** begin INPUT ROWS **
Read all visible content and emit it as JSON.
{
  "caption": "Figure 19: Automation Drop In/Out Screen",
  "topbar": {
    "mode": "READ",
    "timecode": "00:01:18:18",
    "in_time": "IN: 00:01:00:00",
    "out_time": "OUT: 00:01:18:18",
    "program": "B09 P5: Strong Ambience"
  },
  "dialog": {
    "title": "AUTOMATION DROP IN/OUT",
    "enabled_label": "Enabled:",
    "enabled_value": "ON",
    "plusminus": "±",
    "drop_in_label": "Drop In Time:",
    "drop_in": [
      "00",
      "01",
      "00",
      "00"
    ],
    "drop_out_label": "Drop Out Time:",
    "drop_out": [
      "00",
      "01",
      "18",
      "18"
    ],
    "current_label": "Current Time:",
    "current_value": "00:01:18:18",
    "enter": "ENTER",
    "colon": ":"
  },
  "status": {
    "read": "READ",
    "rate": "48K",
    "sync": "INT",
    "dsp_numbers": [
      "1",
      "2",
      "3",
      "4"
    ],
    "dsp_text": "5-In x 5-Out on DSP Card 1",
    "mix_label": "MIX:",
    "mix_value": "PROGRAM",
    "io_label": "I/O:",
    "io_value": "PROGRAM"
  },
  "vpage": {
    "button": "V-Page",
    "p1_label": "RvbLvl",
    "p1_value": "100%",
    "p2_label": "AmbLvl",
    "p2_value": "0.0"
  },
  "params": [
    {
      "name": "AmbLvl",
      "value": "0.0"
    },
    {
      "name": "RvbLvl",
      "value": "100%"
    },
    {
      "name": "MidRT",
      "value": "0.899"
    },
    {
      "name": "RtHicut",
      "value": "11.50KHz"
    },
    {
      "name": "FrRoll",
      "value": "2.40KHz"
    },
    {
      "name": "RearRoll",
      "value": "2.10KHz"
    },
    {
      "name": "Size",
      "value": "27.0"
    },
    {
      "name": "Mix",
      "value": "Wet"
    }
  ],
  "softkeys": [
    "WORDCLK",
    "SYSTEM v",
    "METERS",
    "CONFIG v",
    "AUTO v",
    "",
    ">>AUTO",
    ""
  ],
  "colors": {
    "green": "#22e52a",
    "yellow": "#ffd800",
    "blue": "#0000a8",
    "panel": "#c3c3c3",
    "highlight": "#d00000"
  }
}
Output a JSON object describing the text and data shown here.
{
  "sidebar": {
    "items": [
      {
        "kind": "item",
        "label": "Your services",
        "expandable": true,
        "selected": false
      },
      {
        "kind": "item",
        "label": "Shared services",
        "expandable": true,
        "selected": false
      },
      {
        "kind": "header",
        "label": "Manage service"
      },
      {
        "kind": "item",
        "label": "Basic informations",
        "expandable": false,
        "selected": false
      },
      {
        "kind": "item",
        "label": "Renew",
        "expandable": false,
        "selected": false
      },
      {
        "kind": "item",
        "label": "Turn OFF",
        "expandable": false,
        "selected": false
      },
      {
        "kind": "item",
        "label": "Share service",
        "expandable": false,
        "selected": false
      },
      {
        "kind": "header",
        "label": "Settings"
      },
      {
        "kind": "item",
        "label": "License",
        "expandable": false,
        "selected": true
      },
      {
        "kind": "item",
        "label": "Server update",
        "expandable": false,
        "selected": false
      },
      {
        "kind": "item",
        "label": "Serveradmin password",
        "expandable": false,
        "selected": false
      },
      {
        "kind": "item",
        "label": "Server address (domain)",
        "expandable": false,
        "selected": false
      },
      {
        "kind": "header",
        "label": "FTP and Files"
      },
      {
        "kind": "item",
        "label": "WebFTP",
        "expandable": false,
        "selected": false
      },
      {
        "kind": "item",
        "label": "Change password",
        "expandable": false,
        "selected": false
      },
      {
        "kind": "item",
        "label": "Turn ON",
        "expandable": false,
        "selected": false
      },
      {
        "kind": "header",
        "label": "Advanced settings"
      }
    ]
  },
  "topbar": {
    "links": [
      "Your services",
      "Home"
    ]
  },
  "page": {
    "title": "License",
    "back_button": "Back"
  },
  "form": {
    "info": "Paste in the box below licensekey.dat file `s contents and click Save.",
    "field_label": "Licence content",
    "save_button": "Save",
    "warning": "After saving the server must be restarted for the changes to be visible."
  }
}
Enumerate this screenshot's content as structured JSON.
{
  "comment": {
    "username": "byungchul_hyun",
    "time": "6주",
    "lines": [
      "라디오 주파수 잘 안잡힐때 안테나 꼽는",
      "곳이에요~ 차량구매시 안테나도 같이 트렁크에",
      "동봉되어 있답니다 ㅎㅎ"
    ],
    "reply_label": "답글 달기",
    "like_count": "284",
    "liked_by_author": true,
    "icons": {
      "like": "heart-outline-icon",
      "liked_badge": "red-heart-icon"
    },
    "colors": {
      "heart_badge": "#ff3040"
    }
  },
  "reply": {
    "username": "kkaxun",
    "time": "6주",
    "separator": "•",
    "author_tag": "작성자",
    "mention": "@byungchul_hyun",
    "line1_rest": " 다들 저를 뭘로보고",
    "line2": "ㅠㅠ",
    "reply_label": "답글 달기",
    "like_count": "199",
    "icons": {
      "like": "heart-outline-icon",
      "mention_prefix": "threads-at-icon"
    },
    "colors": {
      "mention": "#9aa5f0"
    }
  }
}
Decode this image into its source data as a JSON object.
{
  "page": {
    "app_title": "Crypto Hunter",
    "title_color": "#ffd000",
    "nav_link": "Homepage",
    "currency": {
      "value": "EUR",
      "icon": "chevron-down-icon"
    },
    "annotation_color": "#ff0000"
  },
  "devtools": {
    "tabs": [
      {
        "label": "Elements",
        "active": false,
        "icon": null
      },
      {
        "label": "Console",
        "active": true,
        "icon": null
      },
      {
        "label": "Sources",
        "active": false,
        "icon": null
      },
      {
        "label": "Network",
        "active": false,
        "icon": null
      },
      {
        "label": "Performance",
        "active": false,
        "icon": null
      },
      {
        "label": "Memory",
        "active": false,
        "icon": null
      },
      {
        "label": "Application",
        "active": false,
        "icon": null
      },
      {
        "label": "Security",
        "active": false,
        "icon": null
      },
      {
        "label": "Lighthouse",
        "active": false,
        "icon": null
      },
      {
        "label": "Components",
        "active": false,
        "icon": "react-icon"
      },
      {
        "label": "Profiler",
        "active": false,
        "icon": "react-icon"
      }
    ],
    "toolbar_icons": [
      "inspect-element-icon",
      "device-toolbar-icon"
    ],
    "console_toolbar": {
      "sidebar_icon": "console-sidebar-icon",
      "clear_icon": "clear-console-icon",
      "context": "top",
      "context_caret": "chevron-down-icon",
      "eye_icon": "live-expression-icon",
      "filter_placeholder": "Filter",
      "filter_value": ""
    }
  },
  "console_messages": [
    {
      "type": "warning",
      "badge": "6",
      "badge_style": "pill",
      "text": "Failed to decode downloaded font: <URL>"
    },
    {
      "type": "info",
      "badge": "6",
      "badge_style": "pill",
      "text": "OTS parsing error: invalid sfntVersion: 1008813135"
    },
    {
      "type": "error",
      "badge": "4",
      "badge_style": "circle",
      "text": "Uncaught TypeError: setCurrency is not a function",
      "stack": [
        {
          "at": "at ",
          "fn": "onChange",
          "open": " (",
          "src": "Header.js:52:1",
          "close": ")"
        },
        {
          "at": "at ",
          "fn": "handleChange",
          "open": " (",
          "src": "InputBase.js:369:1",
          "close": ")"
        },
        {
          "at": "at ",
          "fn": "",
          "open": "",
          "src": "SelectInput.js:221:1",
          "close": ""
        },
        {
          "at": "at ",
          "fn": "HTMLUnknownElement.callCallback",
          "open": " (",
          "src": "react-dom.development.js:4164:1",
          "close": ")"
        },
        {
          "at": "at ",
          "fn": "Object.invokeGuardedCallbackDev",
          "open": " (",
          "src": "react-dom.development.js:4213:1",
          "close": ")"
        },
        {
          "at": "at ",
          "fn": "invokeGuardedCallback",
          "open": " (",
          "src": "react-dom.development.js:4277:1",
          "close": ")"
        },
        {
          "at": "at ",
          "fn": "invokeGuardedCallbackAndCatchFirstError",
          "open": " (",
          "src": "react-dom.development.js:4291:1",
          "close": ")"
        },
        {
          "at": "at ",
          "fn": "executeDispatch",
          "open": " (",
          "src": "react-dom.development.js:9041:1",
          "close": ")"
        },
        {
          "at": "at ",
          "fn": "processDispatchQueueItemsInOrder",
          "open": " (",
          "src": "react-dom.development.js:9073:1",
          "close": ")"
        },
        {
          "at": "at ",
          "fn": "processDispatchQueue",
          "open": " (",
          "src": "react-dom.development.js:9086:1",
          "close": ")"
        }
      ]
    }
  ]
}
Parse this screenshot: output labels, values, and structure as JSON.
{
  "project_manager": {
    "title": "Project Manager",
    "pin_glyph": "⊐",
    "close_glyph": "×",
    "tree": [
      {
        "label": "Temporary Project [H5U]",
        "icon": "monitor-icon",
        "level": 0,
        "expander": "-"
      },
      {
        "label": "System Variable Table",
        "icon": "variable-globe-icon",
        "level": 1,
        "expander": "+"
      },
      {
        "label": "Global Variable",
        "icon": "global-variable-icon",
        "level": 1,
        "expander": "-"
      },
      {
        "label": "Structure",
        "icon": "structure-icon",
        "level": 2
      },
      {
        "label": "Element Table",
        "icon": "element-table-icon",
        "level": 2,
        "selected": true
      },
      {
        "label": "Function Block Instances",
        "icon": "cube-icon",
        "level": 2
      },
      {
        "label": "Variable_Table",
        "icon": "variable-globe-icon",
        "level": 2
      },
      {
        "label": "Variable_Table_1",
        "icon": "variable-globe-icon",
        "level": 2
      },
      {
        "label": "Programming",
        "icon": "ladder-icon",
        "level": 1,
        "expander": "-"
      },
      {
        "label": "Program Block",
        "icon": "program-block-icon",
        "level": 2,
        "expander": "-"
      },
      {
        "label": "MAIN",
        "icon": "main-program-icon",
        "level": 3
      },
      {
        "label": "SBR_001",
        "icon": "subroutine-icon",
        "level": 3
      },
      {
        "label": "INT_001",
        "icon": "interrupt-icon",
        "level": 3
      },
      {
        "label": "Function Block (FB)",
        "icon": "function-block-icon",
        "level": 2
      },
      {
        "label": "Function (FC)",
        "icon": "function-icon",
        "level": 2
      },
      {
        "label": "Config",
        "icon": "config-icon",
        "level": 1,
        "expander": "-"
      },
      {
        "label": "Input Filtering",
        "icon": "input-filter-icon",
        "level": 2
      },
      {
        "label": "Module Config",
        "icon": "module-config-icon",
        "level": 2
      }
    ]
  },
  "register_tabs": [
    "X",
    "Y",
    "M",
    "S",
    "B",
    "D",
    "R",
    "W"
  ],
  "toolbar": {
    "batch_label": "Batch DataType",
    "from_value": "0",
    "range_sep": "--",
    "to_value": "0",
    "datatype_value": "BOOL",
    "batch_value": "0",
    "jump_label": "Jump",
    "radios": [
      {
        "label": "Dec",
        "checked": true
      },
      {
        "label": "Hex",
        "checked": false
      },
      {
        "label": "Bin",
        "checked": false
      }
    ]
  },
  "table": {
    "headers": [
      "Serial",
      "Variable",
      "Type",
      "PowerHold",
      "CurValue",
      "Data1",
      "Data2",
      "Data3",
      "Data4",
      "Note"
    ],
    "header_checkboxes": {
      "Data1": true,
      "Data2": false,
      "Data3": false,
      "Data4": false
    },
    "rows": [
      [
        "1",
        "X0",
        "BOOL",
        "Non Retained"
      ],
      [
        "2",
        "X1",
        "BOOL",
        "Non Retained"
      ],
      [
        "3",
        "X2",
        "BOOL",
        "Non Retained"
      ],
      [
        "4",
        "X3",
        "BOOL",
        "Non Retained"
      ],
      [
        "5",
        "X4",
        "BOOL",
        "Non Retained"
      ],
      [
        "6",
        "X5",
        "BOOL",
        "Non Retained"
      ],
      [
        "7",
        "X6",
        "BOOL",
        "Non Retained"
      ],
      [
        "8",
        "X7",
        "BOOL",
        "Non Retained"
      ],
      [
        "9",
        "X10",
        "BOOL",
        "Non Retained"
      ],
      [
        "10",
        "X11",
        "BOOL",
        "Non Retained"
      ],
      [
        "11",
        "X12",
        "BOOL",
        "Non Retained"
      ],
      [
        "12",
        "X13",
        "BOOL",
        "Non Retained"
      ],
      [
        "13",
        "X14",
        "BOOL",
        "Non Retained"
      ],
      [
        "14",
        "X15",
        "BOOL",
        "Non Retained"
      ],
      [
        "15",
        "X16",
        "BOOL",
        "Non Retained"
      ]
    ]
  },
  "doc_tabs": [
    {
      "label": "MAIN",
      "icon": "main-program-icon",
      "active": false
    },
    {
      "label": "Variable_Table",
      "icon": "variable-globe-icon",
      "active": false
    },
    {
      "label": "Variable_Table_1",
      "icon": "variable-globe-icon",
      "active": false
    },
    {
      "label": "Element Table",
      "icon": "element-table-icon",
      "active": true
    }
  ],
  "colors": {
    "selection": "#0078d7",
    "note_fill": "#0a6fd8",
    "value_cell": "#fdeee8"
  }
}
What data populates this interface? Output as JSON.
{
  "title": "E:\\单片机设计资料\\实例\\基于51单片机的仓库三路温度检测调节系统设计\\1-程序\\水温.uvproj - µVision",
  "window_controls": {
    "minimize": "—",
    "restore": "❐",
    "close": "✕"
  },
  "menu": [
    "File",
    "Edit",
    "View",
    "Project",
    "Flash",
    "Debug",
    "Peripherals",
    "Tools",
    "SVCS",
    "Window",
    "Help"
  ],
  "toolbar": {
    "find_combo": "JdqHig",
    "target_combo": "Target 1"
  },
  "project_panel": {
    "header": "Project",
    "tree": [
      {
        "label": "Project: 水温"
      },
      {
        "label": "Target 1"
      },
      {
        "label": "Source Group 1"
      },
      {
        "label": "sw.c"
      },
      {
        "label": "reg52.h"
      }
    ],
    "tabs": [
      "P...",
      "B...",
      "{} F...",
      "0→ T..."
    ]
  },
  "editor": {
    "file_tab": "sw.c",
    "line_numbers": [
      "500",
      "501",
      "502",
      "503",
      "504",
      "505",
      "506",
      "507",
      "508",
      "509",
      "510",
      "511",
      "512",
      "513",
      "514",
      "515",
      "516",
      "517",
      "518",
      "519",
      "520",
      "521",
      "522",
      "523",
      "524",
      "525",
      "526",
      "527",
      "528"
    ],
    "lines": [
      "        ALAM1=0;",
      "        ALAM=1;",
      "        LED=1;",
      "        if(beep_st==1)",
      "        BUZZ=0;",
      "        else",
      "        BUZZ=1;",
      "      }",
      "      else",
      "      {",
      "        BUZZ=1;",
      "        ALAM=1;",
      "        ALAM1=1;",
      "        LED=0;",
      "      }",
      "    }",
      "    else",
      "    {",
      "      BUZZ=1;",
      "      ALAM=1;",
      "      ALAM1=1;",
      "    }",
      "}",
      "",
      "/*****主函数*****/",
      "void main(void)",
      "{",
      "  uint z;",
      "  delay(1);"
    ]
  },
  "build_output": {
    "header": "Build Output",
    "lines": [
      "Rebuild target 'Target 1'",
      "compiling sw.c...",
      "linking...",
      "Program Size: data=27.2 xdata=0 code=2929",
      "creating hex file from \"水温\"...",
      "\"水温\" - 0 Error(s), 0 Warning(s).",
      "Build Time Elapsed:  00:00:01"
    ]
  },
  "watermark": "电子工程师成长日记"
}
** end INPUT ROWS **
TO DO
Check every line of the material for the string "react" and give the number of lines that have it, without anything else.

RESPONSE BELOW
9